■ **Prompt**
Write out every line of the records below without changing a single character.

Element location data:
___
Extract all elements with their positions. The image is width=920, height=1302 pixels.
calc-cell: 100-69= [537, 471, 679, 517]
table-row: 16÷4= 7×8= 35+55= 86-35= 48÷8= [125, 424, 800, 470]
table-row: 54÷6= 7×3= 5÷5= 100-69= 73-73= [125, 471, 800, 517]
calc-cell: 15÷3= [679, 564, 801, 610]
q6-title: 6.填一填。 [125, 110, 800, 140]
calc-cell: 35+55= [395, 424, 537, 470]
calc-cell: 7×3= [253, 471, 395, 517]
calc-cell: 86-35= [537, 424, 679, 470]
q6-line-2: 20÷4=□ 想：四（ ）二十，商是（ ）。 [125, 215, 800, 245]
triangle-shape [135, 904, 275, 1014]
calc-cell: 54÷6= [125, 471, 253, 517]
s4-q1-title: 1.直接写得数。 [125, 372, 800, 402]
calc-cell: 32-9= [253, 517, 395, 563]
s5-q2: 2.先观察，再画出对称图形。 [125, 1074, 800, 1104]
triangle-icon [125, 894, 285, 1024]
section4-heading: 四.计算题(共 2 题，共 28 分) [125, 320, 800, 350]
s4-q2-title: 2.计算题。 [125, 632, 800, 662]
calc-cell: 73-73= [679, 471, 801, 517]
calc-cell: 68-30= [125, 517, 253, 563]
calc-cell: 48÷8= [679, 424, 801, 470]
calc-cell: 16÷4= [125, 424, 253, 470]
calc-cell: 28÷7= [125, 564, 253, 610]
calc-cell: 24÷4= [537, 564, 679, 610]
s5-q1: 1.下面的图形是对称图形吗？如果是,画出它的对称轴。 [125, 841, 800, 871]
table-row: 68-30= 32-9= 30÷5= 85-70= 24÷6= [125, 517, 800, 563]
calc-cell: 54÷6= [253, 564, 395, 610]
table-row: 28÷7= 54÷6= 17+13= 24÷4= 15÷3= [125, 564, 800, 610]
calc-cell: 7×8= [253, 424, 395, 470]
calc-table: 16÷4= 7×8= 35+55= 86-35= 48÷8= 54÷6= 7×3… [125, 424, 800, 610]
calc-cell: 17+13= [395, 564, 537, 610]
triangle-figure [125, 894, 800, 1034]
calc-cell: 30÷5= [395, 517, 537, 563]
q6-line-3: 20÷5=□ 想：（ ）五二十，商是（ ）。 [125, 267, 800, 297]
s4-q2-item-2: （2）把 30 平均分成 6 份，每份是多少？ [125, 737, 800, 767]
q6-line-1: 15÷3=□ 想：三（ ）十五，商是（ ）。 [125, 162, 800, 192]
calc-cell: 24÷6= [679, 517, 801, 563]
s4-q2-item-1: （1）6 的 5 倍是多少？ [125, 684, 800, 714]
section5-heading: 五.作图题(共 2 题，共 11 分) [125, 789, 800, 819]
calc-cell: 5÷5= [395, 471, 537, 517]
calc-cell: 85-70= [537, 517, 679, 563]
___
■ **Solution**
Extract all elements with their positions. The image is width=920, height=1302 pixels.
calc-cell: 100-69= [537, 471, 679, 517]
table-row: 16÷4= 7×8= 35+55= 86-35= 48÷8= [125, 424, 800, 470]
table-row: 54÷6= 7×3= 5÷5= 100-69= 73-73= [125, 471, 800, 517]
calc-cell: 15÷3= [679, 564, 801, 610]
q6-title: 6.填一填。 [125, 110, 800, 140]
calc-cell: 35+55= [395, 424, 537, 470]
calc-cell: 7×3= [253, 471, 395, 517]
calc-cell: 86-35= [537, 424, 679, 470]
q6-line-2: 20÷4=□ 想：四（ ）二十，商是（ ）。 [125, 215, 800, 245]
triangle-shape [135, 904, 275, 1014]
calc-cell: 54÷6= [125, 471, 253, 517]
s4-q1-title: 1.直接写得数。 [125, 372, 800, 402]
calc-cell: 32-9= [253, 517, 395, 563]
s5-q2: 2.先观察，再画出对称图形。 [125, 1074, 800, 1104]
triangle-icon [125, 894, 285, 1024]
section4-heading: 四.计算题(共 2 题，共 28 分) [125, 320, 800, 350]
s4-q2-title: 2.计算题。 [125, 632, 800, 662]
calc-cell: 73-73= [679, 471, 801, 517]
calc-cell: 68-30= [125, 517, 253, 563]
calc-cell: 48÷8= [679, 424, 801, 470]
calc-cell: 16÷4= [125, 424, 253, 470]
calc-cell: 28÷7= [125, 564, 253, 610]
calc-cell: 24÷4= [537, 564, 679, 610]
s5-q1: 1.下面的图形是对称图形吗？如果是,画出它的对称轴。 [125, 841, 800, 871]
table-row: 68-30= 32-9= 30÷5= 85-70= 24÷6= [125, 517, 800, 563]
calc-cell: 54÷6= [253, 564, 395, 610]
table-row: 28÷7= 54÷6= 17+13= 24÷4= 15÷3= [125, 564, 800, 610]
calc-cell: 7×8= [253, 424, 395, 470]
calc-table: 16÷4= 7×8= 35+55= 86-35= 48÷8= 54÷6= 7×3… [125, 424, 800, 610]
calc-cell: 17+13= [395, 564, 537, 610]
triangle-figure [125, 894, 800, 1034]
calc-cell: 30÷5= [395, 517, 537, 563]
q6-line-3: 20÷5=□ 想：（ ）五二十，商是（ ）。 [125, 267, 800, 297]
s4-q2-item-2: （2）把 30 平均分成 6 份，每份是多少？ [125, 737, 800, 767]
q6-line-1: 15÷3=□ 想：三（ ）十五，商是（ ）。 [125, 162, 800, 192]
calc-cell: 24÷6= [679, 517, 801, 563]
s4-q2-item-1: （1）6 的 5 倍是多少？ [125, 684, 800, 714]
section5-heading: 五.作图题(共 2 题，共 11 分) [125, 789, 800, 819]
calc-cell: 5÷5= [395, 471, 537, 517]
calc-cell: 85-70= [537, 517, 679, 563]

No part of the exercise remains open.